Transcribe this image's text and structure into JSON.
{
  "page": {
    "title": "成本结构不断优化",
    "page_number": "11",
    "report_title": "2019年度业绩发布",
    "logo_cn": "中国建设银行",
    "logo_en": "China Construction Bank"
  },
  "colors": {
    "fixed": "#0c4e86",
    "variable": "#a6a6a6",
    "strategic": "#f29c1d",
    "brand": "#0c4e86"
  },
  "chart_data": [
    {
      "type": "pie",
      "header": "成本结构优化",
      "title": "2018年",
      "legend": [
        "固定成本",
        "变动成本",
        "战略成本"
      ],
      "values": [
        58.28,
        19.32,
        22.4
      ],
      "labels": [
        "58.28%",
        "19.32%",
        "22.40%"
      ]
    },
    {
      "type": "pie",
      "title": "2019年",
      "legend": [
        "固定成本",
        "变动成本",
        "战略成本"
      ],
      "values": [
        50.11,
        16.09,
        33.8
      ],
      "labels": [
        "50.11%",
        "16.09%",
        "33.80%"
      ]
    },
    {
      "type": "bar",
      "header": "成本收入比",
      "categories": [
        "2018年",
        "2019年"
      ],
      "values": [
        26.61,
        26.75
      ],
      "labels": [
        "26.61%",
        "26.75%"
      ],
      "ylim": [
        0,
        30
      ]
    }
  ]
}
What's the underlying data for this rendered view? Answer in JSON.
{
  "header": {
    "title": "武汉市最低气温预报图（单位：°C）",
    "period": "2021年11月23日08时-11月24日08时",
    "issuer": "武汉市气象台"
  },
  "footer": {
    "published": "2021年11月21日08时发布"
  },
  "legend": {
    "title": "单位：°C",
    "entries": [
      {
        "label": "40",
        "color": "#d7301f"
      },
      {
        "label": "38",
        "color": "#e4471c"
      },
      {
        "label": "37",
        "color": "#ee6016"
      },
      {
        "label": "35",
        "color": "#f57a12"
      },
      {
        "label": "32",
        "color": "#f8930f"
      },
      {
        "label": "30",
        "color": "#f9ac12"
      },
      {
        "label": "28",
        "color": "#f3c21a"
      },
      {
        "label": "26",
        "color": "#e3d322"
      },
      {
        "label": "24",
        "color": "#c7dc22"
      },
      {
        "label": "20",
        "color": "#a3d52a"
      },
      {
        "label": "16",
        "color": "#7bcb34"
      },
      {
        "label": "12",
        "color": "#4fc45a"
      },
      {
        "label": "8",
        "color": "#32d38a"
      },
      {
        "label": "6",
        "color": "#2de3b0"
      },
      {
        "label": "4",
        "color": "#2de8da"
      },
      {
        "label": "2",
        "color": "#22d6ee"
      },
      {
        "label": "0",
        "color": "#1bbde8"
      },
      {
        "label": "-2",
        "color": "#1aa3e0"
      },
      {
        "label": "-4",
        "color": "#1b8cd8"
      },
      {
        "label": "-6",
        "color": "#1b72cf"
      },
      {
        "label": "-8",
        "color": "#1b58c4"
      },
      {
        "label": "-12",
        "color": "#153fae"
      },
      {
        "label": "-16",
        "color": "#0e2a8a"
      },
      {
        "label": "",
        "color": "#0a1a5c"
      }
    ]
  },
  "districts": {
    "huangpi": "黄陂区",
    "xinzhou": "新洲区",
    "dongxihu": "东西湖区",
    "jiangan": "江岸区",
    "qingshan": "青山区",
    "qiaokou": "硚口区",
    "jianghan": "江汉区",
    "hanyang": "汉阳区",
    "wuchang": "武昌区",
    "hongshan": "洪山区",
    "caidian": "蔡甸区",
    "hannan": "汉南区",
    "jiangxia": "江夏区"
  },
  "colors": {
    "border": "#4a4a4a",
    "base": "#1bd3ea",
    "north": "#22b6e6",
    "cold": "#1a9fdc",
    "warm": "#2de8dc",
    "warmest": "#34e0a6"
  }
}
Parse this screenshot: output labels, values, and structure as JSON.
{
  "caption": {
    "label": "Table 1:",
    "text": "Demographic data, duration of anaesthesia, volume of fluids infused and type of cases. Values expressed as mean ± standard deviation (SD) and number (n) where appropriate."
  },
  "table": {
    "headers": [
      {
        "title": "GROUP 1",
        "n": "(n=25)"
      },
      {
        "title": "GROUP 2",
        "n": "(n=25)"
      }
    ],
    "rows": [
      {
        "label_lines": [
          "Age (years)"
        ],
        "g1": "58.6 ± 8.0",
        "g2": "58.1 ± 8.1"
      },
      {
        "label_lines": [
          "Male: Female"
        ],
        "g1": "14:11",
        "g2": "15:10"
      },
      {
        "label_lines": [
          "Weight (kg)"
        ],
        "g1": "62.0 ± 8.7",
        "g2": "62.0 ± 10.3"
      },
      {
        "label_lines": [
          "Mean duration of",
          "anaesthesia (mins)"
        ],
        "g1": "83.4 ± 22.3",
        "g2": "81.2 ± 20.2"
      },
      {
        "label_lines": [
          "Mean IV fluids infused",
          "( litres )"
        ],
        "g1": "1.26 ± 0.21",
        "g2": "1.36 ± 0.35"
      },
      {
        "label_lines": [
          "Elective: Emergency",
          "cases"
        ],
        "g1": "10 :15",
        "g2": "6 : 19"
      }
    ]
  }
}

──────────

◆ **What to work on**: Lines containing the string "JSON" should be counted; reply with their number and nothing more.

◆ **Response**: 3